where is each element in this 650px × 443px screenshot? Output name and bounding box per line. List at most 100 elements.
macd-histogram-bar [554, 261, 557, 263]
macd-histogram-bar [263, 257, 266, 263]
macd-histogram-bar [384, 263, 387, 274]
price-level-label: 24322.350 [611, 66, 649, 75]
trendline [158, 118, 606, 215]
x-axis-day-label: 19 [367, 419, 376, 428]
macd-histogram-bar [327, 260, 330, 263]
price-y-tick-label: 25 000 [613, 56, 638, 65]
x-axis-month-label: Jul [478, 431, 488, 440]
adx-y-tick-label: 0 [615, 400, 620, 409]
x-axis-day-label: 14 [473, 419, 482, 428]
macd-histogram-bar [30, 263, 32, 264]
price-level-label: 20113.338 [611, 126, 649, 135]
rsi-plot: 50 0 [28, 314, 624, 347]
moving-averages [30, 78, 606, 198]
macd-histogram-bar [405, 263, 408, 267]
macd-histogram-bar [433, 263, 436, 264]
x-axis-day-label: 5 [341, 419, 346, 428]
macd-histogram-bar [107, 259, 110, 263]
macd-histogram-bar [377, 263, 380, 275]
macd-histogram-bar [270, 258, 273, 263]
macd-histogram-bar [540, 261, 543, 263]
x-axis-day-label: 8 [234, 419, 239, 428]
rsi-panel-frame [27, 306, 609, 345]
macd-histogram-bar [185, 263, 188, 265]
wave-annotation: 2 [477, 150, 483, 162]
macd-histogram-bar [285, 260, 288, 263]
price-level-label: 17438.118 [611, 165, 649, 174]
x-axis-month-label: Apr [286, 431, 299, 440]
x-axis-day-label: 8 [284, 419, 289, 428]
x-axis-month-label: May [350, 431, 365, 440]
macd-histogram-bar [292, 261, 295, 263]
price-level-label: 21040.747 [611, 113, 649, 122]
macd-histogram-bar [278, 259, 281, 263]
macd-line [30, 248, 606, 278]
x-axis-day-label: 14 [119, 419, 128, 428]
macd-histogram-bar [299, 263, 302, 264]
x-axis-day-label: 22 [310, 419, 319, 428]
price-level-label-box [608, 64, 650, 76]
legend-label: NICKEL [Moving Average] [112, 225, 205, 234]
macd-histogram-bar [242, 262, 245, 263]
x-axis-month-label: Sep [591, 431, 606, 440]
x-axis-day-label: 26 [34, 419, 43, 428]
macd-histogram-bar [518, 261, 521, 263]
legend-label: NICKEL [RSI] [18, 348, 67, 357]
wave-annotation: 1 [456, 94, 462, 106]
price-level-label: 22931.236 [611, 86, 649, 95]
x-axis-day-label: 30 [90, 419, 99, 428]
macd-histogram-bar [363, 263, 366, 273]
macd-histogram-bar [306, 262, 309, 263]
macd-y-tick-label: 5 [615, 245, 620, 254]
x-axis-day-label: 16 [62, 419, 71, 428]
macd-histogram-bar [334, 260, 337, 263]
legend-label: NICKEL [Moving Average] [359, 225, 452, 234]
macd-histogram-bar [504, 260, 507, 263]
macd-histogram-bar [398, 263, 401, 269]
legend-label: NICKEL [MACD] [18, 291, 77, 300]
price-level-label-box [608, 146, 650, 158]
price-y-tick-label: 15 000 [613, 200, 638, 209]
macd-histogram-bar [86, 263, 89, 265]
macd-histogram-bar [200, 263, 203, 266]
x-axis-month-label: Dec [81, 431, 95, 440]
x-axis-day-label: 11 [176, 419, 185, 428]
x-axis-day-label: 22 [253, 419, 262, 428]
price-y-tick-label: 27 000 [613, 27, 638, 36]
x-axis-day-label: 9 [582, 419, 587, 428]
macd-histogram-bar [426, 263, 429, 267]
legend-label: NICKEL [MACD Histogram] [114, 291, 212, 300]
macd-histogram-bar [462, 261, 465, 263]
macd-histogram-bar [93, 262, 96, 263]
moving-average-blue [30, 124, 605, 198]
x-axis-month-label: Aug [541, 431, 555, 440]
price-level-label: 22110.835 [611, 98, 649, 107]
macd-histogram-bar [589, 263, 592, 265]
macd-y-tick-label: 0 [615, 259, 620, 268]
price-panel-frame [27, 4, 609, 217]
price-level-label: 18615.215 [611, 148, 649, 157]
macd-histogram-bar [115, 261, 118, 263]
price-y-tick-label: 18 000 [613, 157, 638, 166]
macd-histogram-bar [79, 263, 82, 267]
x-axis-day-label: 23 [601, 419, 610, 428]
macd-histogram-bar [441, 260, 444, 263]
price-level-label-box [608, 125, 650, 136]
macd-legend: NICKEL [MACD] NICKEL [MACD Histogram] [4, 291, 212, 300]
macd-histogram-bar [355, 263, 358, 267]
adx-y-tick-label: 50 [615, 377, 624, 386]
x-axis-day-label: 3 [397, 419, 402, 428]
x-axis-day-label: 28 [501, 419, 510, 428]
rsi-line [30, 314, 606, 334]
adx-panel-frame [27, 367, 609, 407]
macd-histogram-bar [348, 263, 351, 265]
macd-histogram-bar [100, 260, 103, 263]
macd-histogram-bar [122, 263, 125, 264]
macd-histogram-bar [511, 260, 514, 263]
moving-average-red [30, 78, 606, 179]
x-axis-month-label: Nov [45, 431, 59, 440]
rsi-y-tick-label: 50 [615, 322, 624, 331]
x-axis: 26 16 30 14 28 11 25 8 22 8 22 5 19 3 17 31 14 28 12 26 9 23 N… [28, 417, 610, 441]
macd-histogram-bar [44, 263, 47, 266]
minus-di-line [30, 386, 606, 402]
-.-.-
TASK STATEMENT: Update the entries by replacing "NICKEL" with "COPPER" wherever it appears, and leave everything else unchanged.

ANSWER TO THIS TASK:
where is each element in this 650px × 443px screenshot? Output name and bounding box per line. List at most 100 elements.
macd-histogram-bar [554, 261, 557, 263]
macd-histogram-bar [263, 257, 266, 263]
macd-histogram-bar [384, 263, 387, 274]
price-level-label: 24322.350 [611, 66, 649, 75]
trendline [158, 118, 606, 215]
x-axis-day-label: 19 [367, 419, 376, 428]
macd-histogram-bar [327, 260, 330, 263]
price-y-tick-label: 25 000 [613, 56, 638, 65]
x-axis-month-label: Jul [478, 431, 488, 440]
adx-y-tick-label: 0 [615, 400, 620, 409]
x-axis-day-label: 14 [473, 419, 482, 428]
macd-histogram-bar [30, 263, 32, 264]
price-level-label: 20113.338 [611, 126, 649, 135]
rsi-plot: 50 0 [28, 314, 624, 347]
moving-averages [30, 78, 606, 198]
macd-histogram-bar [405, 263, 408, 267]
macd-histogram-bar [433, 263, 436, 264]
x-axis-day-label: 5 [341, 419, 346, 428]
macd-histogram-bar [107, 259, 110, 263]
macd-histogram-bar [377, 263, 380, 275]
macd-histogram-bar [270, 258, 273, 263]
macd-histogram-bar [540, 261, 543, 263]
x-axis-day-label: 8 [234, 419, 239, 428]
rsi-panel-frame [27, 306, 609, 345]
macd-histogram-bar [185, 263, 188, 265]
wave-annotation: 2 [477, 150, 483, 162]
macd-histogram-bar [285, 260, 288, 263]
price-level-label: 17438.118 [611, 165, 649, 174]
x-axis-month-label: Apr [286, 431, 299, 440]
x-axis-day-label: 8 [284, 419, 289, 428]
x-axis-month-label: May [350, 431, 365, 440]
macd-histogram-bar [292, 261, 295, 263]
price-level-label: 21040.747 [611, 113, 649, 122]
macd-histogram-bar [278, 259, 281, 263]
macd-line [30, 248, 606, 278]
x-axis-day-label: 14 [119, 419, 128, 428]
macd-histogram-bar [299, 263, 302, 264]
x-axis-day-label: 22 [310, 419, 319, 428]
price-level-label-box [608, 64, 650, 76]
legend-label: COPPER [Moving Average] [112, 225, 205, 234]
macd-histogram-bar [242, 262, 245, 263]
x-axis-month-label: Sep [591, 431, 606, 440]
x-axis-day-label: 26 [34, 419, 43, 428]
macd-histogram-bar [518, 261, 521, 263]
legend-label: COPPER [RSI] [18, 348, 67, 357]
wave-annotation: 1 [456, 94, 462, 106]
price-level-label: 22931.236 [611, 86, 649, 95]
x-axis-day-label: 30 [90, 419, 99, 428]
macd-histogram-bar [363, 263, 366, 273]
macd-histogram-bar [306, 262, 309, 263]
macd-y-tick-label: 5 [615, 245, 620, 254]
x-axis-day-label: 16 [62, 419, 71, 428]
macd-histogram-bar [334, 260, 337, 263]
legend-label: COPPER [Moving Average] [359, 225, 452, 234]
macd-histogram-bar [504, 260, 507, 263]
macd-histogram-bar [398, 263, 401, 269]
legend-label: COPPER [MACD] [18, 291, 77, 300]
price-level-label-box [608, 146, 650, 158]
price-y-tick-label: 15 000 [613, 200, 638, 209]
macd-histogram-bar [86, 263, 89, 265]
macd-histogram-bar [200, 263, 203, 266]
x-axis-month-label: Dec [81, 431, 95, 440]
x-axis-day-label: 11 [176, 419, 185, 428]
x-axis-day-label: 22 [253, 419, 262, 428]
price-y-tick-label: 27 000 [613, 27, 638, 36]
x-axis-day-label: 9 [582, 419, 587, 428]
macd-histogram-bar [426, 263, 429, 267]
legend-label: COPPER [MACD Histogram] [114, 291, 212, 300]
macd-histogram-bar [462, 261, 465, 263]
macd-histogram-bar [93, 262, 96, 263]
moving-average-blue [30, 124, 605, 198]
x-axis-month-label: Aug [541, 431, 555, 440]
price-level-label: 22110.835 [611, 98, 649, 107]
macd-histogram-bar [589, 263, 592, 265]
macd-y-tick-label: 0 [615, 259, 620, 268]
price-panel-frame [27, 4, 609, 217]
price-level-label: 18615.215 [611, 148, 649, 157]
macd-histogram-bar [115, 261, 118, 263]
price-y-tick-label: 18 000 [613, 157, 638, 166]
macd-histogram-bar [79, 263, 82, 267]
x-axis-day-label: 23 [601, 419, 610, 428]
macd-histogram-bar [441, 260, 444, 263]
price-level-label-box [608, 125, 650, 136]
macd-legend: COPPER [MACD] COPPER [MACD Histogram] [4, 291, 212, 300]
macd-histogram-bar [355, 263, 358, 267]
adx-y-tick-label: 50 [615, 377, 624, 386]
x-axis-day-label: 3 [397, 419, 402, 428]
x-axis-day-label: 28 [501, 419, 510, 428]
rsi-line [30, 314, 606, 334]
adx-panel-frame [27, 367, 609, 407]
macd-histogram-bar [348, 263, 351, 265]
macd-histogram-bar [100, 260, 103, 263]
macd-histogram-bar [122, 263, 125, 264]
macd-histogram-bar [511, 260, 514, 263]
moving-average-red [30, 78, 606, 179]
x-axis-month-label: Nov [45, 431, 59, 440]
rsi-y-tick-label: 50 [615, 322, 624, 331]
x-axis: 26 16 30 14 28 11 25 8 22 8 22 5 19 3 17 31 14 28 12 26 9 23 N… [28, 417, 610, 441]
macd-histogram-bar [44, 263, 47, 266]
minus-di-line [30, 386, 606, 402]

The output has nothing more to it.